• Prompt: Return all entries precisely as they stand, without the images.

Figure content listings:
= = = = = = =

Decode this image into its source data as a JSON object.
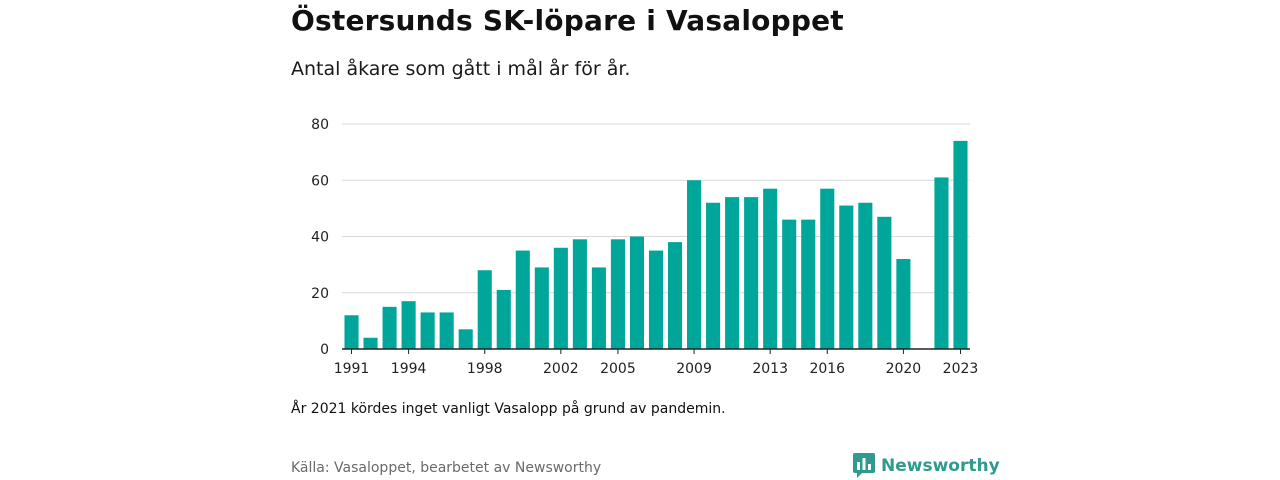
{
  "header": {
    "title": "Östersunds SK-löpare i Vasaloppet",
    "subtitle": "Antal åkare som gått i mål år för år."
  },
  "footer": {
    "note": "År 2021 kördes inget vanligt Vasalopp på grund av pandemin.",
    "source": "Källa: Vasaloppet, bearbetet av Newsworthy",
    "brand": "Newsworthy"
  },
  "colors": {
    "bar": "#00a699",
    "grid": "#d9d9d9",
    "axis": "#222222",
    "brand": "#2f9a8e"
  },
  "icons": {
    "brand_logo": "bar-chart-speech-bubble-icon"
  },
  "chart_data": {
    "type": "bar",
    "title": "Östersunds SK-löpare i Vasaloppet",
    "subtitle": "Antal åkare som gått i mål år för år.",
    "xlabel": "",
    "ylabel": "",
    "ylim": [
      0,
      80
    ],
    "yticks": [
      0,
      20,
      40,
      60,
      80
    ],
    "xtick_labels": [
      "1991",
      "1994",
      "1998",
      "2002",
      "2005",
      "2009",
      "2013",
      "2016",
      "2020",
      "2023"
    ],
    "grid": true,
    "categories": [
      1991,
      1992,
      1993,
      1994,
      1995,
      1996,
      1997,
      1998,
      1999,
      2000,
      2001,
      2002,
      2003,
      2004,
      2005,
      2006,
      2007,
      2008,
      2009,
      2010,
      2011,
      2012,
      2013,
      2014,
      2015,
      2016,
      2017,
      2018,
      2019,
      2020,
      2021,
      2022,
      2023
    ],
    "values": [
      12,
      4,
      15,
      17,
      13,
      13,
      7,
      28,
      21,
      35,
      29,
      36,
      39,
      29,
      39,
      40,
      35,
      38,
      60,
      52,
      54,
      54,
      57,
      46,
      46,
      57,
      51,
      52,
      47,
      32,
      null,
      61,
      74
    ]
  }
}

= = = = = = =

• Exercise output:
Decode this image into its source data as a JSON object.
{
  "header": {
    "title": "Östersunds SK-löpare i Vasaloppet",
    "subtitle": "Antal åkare som gått i mål år för år."
  },
  "footer": {
    "note": "År 2021 kördes inget vanligt Vasalopp på grund av pandemin.",
    "source": "Källa: Vasaloppet, bearbetet av Newsworthy",
    "brand": "Newsworthy"
  },
  "colors": {
    "bar": "#00a699",
    "grid": "#d9d9d9",
    "axis": "#222222",
    "brand": "#2f9a8e"
  },
  "icons": {
    "brand_logo": "bar-chart-speech-bubble-icon"
  },
  "chart_data": {
    "type": "bar",
    "title": "Östersunds SK-löpare i Vasaloppet",
    "subtitle": "Antal åkare som gått i mål år för år.",
    "xlabel": "",
    "ylabel": "",
    "ylim": [
      0,
      80
    ],
    "yticks": [
      0,
      20,
      40,
      60,
      80
    ],
    "xtick_labels": [
      "1991",
      "1994",
      "1998",
      "2002",
      "2005",
      "2009",
      "2013",
      "2016",
      "2020",
      "2023"
    ],
    "grid": true,
    "categories": [
      1991,
      1992,
      1993,
      1994,
      1995,
      1996,
      1997,
      1998,
      1999,
      2000,
      2001,
      2002,
      2003,
      2004,
      2005,
      2006,
      2007,
      2008,
      2009,
      2010,
      2011,
      2012,
      2013,
      2014,
      2015,
      2016,
      2017,
      2018,
      2019,
      2020,
      2021,
      2022,
      2023
    ],
    "values": [
      12,
      4,
      15,
      17,
      13,
      13,
      7,
      28,
      21,
      35,
      29,
      36,
      39,
      29,
      39,
      40,
      35,
      38,
      60,
      52,
      54,
      54,
      57,
      46,
      46,
      57,
      51,
      52,
      47,
      32,
      null,
      61,
      74
    ]
  }
}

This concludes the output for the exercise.